Will you write out all the entries below exactly?

=== Material supplied ===

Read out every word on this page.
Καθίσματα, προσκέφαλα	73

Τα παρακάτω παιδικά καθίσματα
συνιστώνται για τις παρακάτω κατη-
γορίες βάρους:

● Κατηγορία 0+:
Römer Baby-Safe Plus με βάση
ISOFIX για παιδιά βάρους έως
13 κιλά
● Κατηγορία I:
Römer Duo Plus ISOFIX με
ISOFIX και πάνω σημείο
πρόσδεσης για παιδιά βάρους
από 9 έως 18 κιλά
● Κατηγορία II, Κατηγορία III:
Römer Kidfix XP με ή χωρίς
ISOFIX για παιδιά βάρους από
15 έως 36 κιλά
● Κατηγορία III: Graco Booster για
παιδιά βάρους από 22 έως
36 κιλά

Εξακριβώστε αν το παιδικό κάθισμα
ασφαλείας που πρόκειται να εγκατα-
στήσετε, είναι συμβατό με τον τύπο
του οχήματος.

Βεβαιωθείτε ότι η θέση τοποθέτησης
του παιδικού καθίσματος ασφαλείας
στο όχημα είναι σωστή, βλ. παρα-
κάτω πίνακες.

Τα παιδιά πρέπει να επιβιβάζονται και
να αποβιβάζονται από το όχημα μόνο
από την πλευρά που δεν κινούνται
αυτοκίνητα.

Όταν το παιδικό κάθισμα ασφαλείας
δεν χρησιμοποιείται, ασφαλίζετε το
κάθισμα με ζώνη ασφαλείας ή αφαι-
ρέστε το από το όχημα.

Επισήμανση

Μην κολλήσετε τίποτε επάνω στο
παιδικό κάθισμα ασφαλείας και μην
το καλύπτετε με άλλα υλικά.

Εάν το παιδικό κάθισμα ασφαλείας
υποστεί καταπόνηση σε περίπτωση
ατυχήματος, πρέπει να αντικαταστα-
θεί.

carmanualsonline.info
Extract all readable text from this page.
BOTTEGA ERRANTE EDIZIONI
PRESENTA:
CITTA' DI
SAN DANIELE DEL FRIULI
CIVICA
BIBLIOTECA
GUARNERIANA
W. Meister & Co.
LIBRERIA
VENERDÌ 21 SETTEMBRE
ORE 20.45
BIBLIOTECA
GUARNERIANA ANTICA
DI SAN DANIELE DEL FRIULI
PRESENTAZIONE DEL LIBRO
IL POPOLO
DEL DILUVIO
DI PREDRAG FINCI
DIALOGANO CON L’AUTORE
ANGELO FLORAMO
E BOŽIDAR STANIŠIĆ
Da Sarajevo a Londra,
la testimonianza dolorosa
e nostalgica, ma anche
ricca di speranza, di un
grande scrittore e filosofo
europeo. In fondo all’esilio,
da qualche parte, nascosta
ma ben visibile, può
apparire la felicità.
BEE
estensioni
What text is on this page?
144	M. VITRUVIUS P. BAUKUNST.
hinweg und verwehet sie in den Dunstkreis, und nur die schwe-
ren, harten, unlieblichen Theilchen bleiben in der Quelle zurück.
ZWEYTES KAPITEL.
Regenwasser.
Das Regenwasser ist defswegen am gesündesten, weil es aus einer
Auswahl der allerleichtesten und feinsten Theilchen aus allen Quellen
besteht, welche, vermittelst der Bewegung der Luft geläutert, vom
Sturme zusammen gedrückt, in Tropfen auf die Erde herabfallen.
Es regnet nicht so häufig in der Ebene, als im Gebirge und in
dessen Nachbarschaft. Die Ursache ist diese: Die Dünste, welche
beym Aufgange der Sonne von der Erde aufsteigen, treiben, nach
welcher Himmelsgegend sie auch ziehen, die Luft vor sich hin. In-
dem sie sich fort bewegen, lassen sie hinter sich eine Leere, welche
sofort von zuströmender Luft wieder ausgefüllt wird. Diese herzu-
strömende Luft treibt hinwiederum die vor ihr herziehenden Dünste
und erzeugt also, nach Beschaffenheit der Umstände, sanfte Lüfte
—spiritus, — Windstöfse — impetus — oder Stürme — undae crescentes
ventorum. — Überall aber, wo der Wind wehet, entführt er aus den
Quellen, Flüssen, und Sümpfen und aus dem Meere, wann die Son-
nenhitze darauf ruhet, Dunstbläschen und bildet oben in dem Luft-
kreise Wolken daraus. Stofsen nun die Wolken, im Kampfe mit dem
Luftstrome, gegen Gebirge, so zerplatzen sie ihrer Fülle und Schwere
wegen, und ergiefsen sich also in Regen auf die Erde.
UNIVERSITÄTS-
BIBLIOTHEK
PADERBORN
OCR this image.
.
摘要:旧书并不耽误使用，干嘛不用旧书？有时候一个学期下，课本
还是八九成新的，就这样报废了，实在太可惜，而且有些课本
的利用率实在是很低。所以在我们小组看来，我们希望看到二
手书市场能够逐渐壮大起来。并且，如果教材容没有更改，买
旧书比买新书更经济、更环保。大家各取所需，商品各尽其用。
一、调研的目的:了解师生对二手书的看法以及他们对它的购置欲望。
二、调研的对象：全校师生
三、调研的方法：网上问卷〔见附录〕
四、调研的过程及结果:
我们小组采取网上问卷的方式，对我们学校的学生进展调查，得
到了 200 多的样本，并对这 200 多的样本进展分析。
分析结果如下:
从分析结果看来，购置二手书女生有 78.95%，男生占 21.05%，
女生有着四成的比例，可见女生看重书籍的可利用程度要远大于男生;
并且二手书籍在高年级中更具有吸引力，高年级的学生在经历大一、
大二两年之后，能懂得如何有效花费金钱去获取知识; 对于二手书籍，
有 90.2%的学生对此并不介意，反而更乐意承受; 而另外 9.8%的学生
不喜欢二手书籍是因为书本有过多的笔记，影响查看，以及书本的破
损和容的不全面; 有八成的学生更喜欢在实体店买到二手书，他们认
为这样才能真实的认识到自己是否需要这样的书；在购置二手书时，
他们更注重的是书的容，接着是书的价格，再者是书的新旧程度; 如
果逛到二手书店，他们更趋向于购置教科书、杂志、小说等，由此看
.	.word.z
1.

===

## Exercise output
Read out every word on this page.
Καθίσματα, προσκέφαλα	73

Τα παρακάτω παιδικά καθίσματα
συνιστώνται για τις παρακάτω κατη-
γορίες βάρους:

● Κατηγορία 0+:
Römer Baby-Safe Plus με βάση
ISOFIX για παιδιά βάρους έως
13 κιλά
● Κατηγορία I:
Römer Duo Plus ISOFIX με
ISOFIX και πάνω σημείο
πρόσδεσης για παιδιά βάρους
από 9 έως 18 κιλά
● Κατηγορία II, Κατηγορία III:
Römer Kidfix XP με ή χωρίς
ISOFIX για παιδιά βάρους από
15 έως 36 κιλά
● Κατηγορία III: Graco Booster για
παιδιά βάρους από 22 έως
36 κιλά

Εξακριβώστε αν το παιδικό κάθισμα
ασφαλείας που πρόκειται να εγκατα-
στήσετε, είναι συμβατό με τον τύπο
του οχήματος.

Βεβαιωθείτε ότι η θέση τοποθέτησης
του παιδικού καθίσματος ασφαλείας
στο όχημα είναι σωστή, βλ. παρα-
κάτω πίνακες.

Τα παιδιά πρέπει να επιβιβάζονται και
να αποβιβάζονται από το όχημα μόνο
από την πλευρά που δεν κινούνται
αυτοκίνητα.

Όταν το παιδικό κάθισμα ασφαλείας
δεν χρησιμοποιείται, ασφαλίζετε το
κάθισμα με ζώνη ασφαλείας ή αφαι-
ρέστε το από το όχημα.

Επισήμανση

Μην κολλήσετε τίποτε επάνω στο
παιδικό κάθισμα ασφαλείας και μην
το καλύπτετε με άλλα υλικά.

Εάν το παιδικό κάθισμα ασφαλείας
υποστεί καταπόνηση σε περίπτωση
ατυχήματος, πρέπει να αντικαταστα-
θεί.

carmanualsonline.info
Extract all readable text from this page.
BOTTEGA ERRANTE EDIZIONI
PRESENTA:
CITTA' DI
SAN DANIELE DEL FRIULI
CIVICA
BIBLIOTECA
GUARNERIANA
W. Meister & Co.
LIBRERIA
VENERDÌ 21 SETTEMBRE
ORE 20.45
BIBLIOTECA
GUARNERIANA ANTICA
DI SAN DANIELE DEL FRIULI
PRESENTAZIONE DEL LIBRO
IL POPOLO
DEL DILUVIO
DI PREDRAG FINCI
DIALOGANO CON L’AUTORE
ANGELO FLORAMO
E BOŽIDAR STANIŠIĆ
Da Sarajevo a Londra,
la testimonianza dolorosa
e nostalgica, ma anche
ricca di speranza, di un
grande scrittore e filosofo
europeo. In fondo all’esilio,
da qualche parte, nascosta
ma ben visibile, può
apparire la felicità.
BEE
estensioni
What text is on this page?
144	M. VITRUVIUS P. BAUKUNST.
hinweg und verwehet sie in den Dunstkreis, und nur die schwe-
ren, harten, unlieblichen Theilchen bleiben in der Quelle zurück.
ZWEYTES KAPITEL.
Regenwasser.
Das Regenwasser ist defswegen am gesündesten, weil es aus einer
Auswahl der allerleichtesten und feinsten Theilchen aus allen Quellen
besteht, welche, vermittelst der Bewegung der Luft geläutert, vom
Sturme zusammen gedrückt, in Tropfen auf die Erde herabfallen.
Es regnet nicht so häufig in der Ebene, als im Gebirge und in
dessen Nachbarschaft. Die Ursache ist diese: Die Dünste, welche
beym Aufgange der Sonne von der Erde aufsteigen, treiben, nach
welcher Himmelsgegend sie auch ziehen, die Luft vor sich hin. In-
dem sie sich fort bewegen, lassen sie hinter sich eine Leere, welche
sofort von zuströmender Luft wieder ausgefüllt wird. Diese herzu-
strömende Luft treibt hinwiederum die vor ihr herziehenden Dünste
und erzeugt also, nach Beschaffenheit der Umstände, sanfte Lüfte
—spiritus, — Windstöfse — impetus — oder Stürme — undae crescentes
ventorum. — Überall aber, wo der Wind wehet, entführt er aus den
Quellen, Flüssen, und Sümpfen und aus dem Meere, wann die Son-
nenhitze darauf ruhet, Dunstbläschen und bildet oben in dem Luft-
kreise Wolken daraus. Stofsen nun die Wolken, im Kampfe mit dem
Luftstrome, gegen Gebirge, so zerplatzen sie ihrer Fülle und Schwere
wegen, und ergiefsen sich also in Regen auf die Erde.
UNIVERSITÄTS-
BIBLIOTHEK
PADERBORN
OCR this image.
.
摘要:旧书并不耽误使用，干嘛不用旧书？有时候一个学期下，课本
还是八九成新的，就这样报废了，实在太可惜，而且有些课本
的利用率实在是很低。所以在我们小组看来，我们希望看到二
手书市场能够逐渐壮大起来。并且，如果教材容没有更改，买
旧书比买新书更经济、更环保。大家各取所需，商品各尽其用。
一、调研的目的:了解师生对二手书的看法以及他们对它的购置欲望。
二、调研的对象：全校师生
三、调研的方法：网上问卷〔见附录〕
四、调研的过程及结果:
我们小组采取网上问卷的方式，对我们学校的学生进展调查，得
到了 200 多的样本，并对这 200 多的样本进展分析。
分析结果如下:
从分析结果看来，购置二手书女生有 78.95%，男生占 21.05%，
女生有着四成的比例，可见女生看重书籍的可利用程度要远大于男生;
并且二手书籍在高年级中更具有吸引力，高年级的学生在经历大一、
大二两年之后，能懂得如何有效花费金钱去获取知识; 对于二手书籍，
有 90.2%的学生对此并不介意，反而更乐意承受; 而另外 9.8%的学生
不喜欢二手书籍是因为书本有过多的笔记，影响查看，以及书本的破
损和容的不全面; 有八成的学生更喜欢在实体店买到二手书，他们认
为这样才能真实的认识到自己是否需要这样的书；在购置二手书时，
他们更注重的是书的容，接着是书的价格，再者是书的新旧程度; 如
果逛到二手书店，他们更趋向于购置教科书、杂志、小说等，由此看
.	.word.z
1.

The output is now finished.